··· Provided data ···

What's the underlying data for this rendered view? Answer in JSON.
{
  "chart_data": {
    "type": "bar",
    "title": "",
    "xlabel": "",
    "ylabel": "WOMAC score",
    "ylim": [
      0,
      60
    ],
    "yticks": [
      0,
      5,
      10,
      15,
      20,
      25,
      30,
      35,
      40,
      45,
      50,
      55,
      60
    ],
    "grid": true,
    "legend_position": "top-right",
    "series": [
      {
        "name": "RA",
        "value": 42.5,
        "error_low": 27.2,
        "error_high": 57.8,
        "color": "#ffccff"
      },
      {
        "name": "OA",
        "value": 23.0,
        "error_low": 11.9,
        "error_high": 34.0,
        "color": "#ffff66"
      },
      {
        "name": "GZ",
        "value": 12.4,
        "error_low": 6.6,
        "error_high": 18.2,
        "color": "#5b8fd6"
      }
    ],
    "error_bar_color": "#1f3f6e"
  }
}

···

__Exercise prompt__. Extract all the entries word for word.

__In response__.
What's the underlying data for this rendered view? Answer in JSON.
{
  "chart_data": {
    "type": "bar",
    "title": "",
    "xlabel": "",
    "ylabel": "WOMAC score",
    "ylim": [
      0,
      60
    ],
    "yticks": [
      0,
      5,
      10,
      15,
      20,
      25,
      30,
      35,
      40,
      45,
      50,
      55,
      60
    ],
    "grid": true,
    "legend_position": "top-right",
    "series": [
      {
        "name": "RA",
        "value": 42.5,
        "error_low": 27.2,
        "error_high": 57.8,
        "color": "#ffccff"
      },
      {
        "name": "OA",
        "value": 23.0,
        "error_low": 11.9,
        "error_high": 34.0,
        "color": "#ffff66"
      },
      {
        "name": "GZ",
        "value": 12.4,
        "error_low": 6.6,
        "error_high": 18.2,
        "color": "#5b8fd6"
      }
    ],
    "error_bar_color": "#1f3f6e"
  }
}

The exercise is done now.